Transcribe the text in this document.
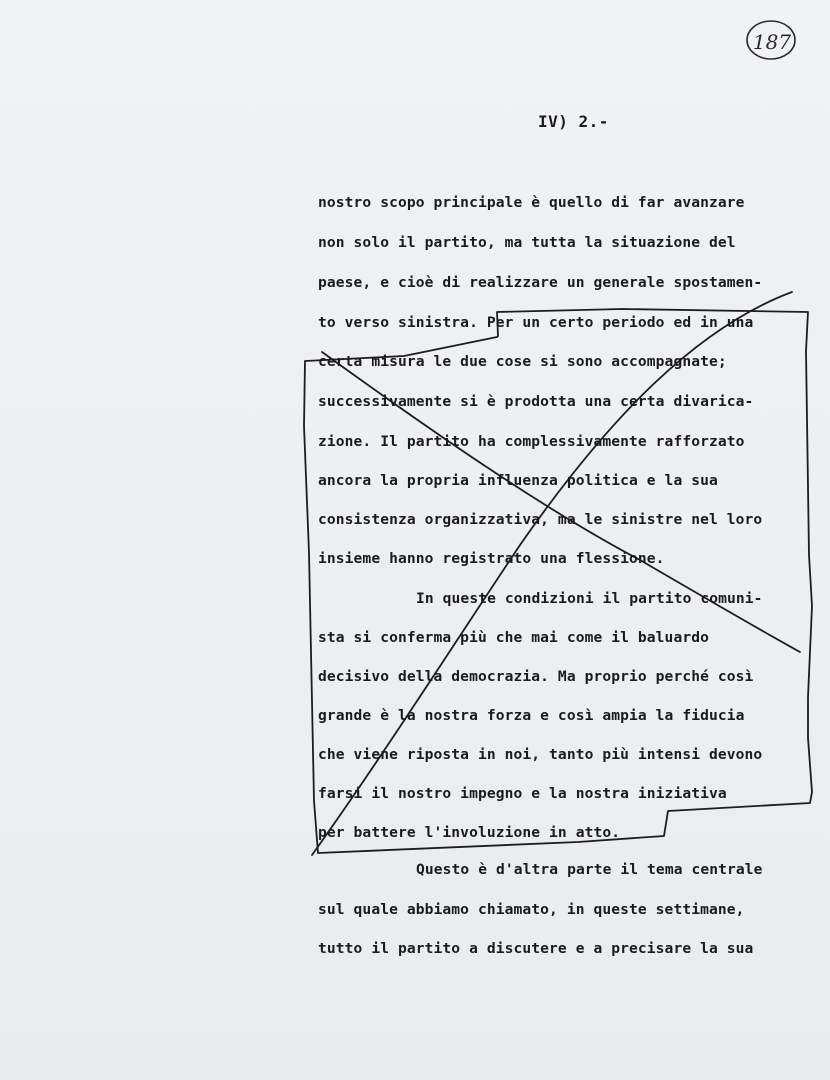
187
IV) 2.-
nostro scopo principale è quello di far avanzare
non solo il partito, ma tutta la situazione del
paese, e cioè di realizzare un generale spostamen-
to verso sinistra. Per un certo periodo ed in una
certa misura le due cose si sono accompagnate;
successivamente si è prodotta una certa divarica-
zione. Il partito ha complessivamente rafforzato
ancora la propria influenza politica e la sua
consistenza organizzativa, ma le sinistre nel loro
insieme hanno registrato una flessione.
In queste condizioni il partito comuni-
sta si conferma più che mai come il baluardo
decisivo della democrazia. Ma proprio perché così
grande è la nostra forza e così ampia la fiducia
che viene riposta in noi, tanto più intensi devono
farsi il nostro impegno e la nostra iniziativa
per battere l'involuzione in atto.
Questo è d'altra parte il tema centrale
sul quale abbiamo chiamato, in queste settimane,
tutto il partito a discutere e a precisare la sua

---

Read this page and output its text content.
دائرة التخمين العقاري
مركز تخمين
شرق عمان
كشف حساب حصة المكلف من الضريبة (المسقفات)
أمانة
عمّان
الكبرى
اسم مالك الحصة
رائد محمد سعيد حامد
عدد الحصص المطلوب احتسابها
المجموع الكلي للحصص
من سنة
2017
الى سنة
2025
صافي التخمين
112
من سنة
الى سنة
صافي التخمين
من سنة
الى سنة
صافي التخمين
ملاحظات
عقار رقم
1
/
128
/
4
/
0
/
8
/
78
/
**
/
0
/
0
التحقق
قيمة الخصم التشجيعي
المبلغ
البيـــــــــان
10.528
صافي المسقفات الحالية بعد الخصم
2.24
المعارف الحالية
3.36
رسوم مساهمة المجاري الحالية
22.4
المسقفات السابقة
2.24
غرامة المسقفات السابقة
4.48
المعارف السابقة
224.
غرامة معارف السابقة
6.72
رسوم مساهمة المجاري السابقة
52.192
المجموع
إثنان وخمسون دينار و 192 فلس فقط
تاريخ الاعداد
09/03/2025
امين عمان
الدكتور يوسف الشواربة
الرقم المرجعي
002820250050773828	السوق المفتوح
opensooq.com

▶ TASK TO COMPLETE:
Take every line that includes the string "الخصم" and copy it.

▶ EXPECTED ANSWER:
قيمة الخصم التشجيعي
صافي المسقفات الحالية بعد الخصم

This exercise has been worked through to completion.